**What to do**. Copy each line below in which the word "able" occurs.
** START **
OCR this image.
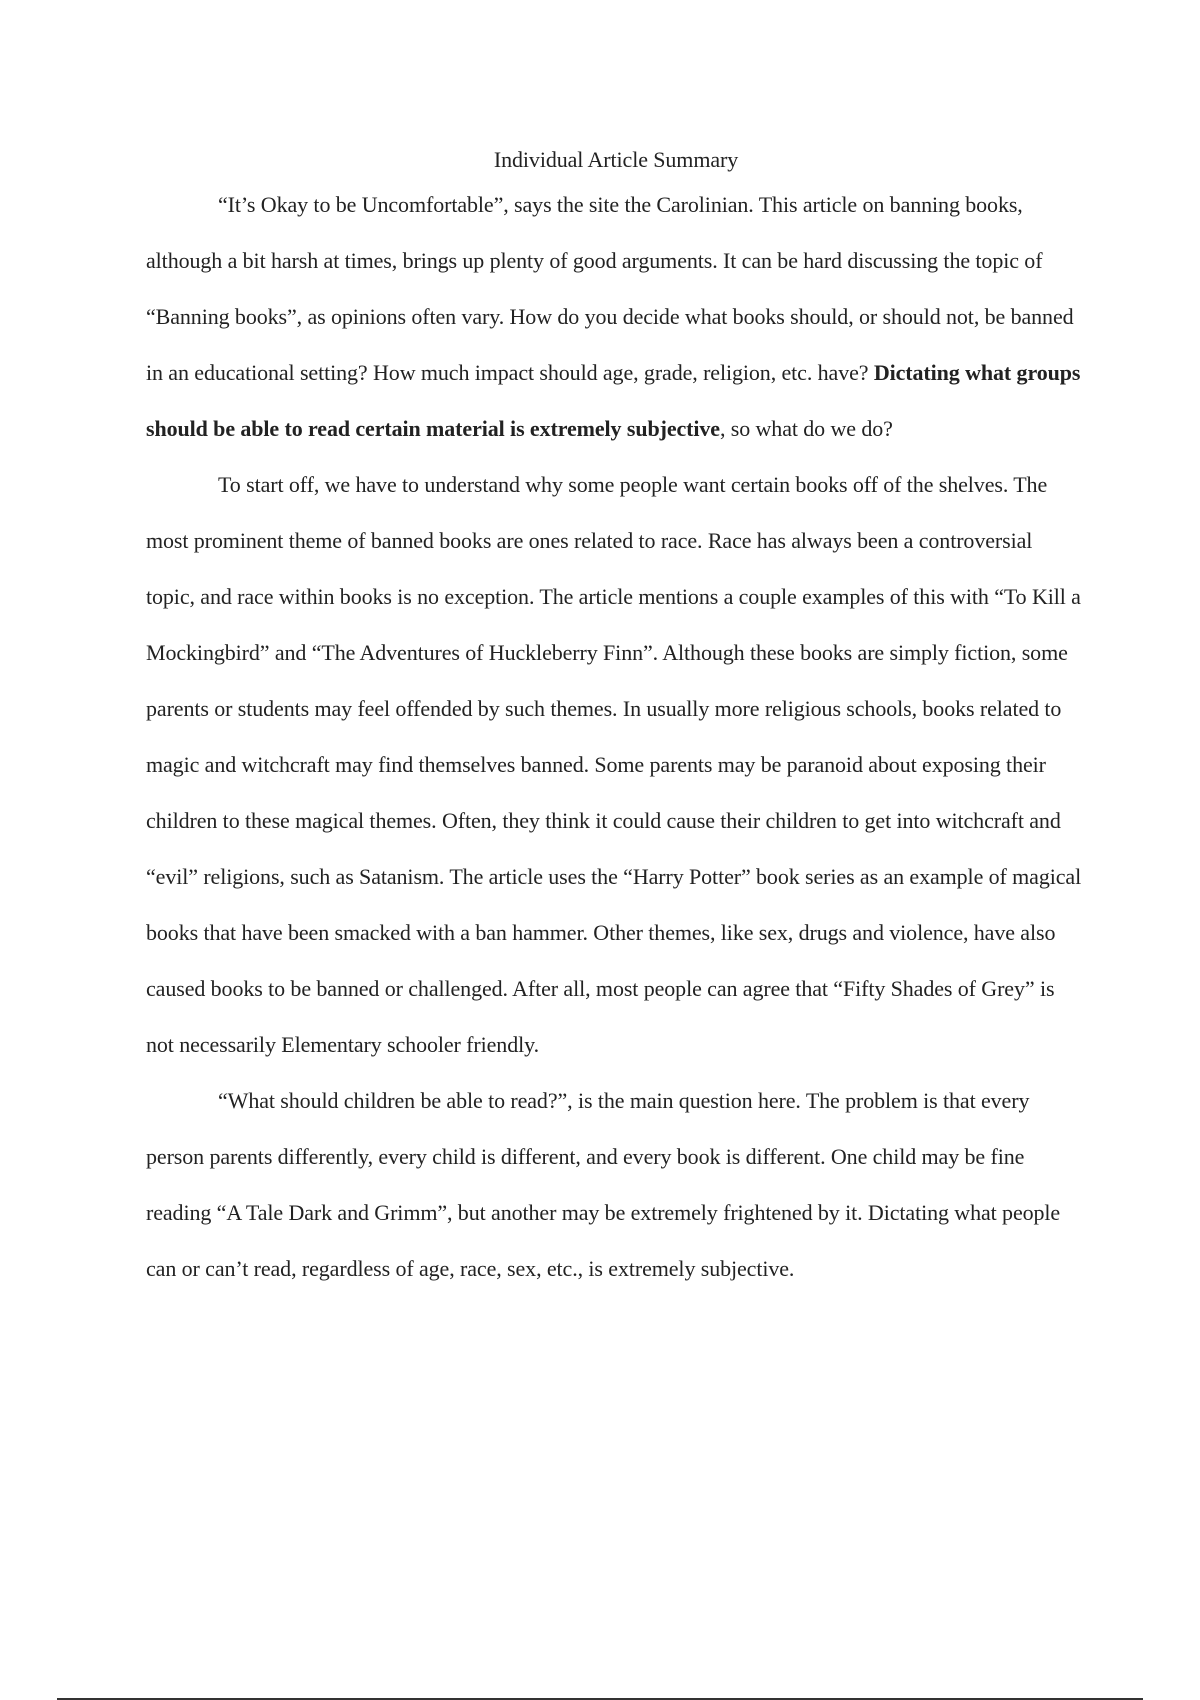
Individual Article Summary

“It’s Okay to be Uncomfortable”, says the site the Carolinian. This article on banning books, although a bit harsh at times, brings up plenty of good arguments. It can be hard discussing the topic of “Banning books”, as opinions often vary. How do you decide what books should, or should not, be banned in an educational setting? How much impact should age, grade, religion, etc. have? Dictating what groups should be able to read certain material is extremely subjective, so what do we do?

To start off, we have to understand why some people want certain books off of the shelves. The most prominent theme of banned books are ones related to race. Race has always been a controversial topic, and race within books is no exception. The article mentions a couple examples of this with “To Kill a Mockingbird” and “The Adventures of Huckleberry Finn”. Although these books are simply fiction, some parents or students may feel offended by such themes. In usually more religious schools, books related to magic and witchcraft may find themselves banned. Some parents may be paranoid about exposing their children to these magical themes. Often, they think it could cause their children to get into witchcraft and “evil” religions, such as Satanism. The article uses the “Harry Potter” book series as an example of magical books that have been smacked with a ban hammer. Other themes, like sex, drugs and violence, have also caused books to be banned or challenged. After all, most people can agree that “Fifty Shades of Grey” is not necessarily Elementary schooler friendly.

“What should children be able to read?”, is the main question here. The problem is that every person parents differently, every child is different, and every book is different. One child may be fine reading “A Tale Dark and Grimm”, but another may be extremely frightened by it. Dictating what people can or can’t read, regardless of age, race, sex, etc., is extremely subjective.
** END **
**Full output**.
“It’s Okay to be Uncomfortable”, says the site the Carolinian. This article on banning books, although a bit harsh at times, brings up plenty of good arguments. It can be hard discussing the topic of “Banning books”, as opinions often vary. How do you decide what books should, or should not, be banned in an educational setting? How much impact should age, grade, religion, etc. have? Dictating what groups should be able to read certain material is extremely subjective, so what do we do?
“What should children be able to read?”, is the main question here. The problem is that every person parents differently, every child is different, and every book is different. One child may be fine reading “A Tale Dark and Grimm”, but another may be extremely frightened by it. Dictating what people can or can’t read, regardless of age, race, sex, etc., is extremely subjective.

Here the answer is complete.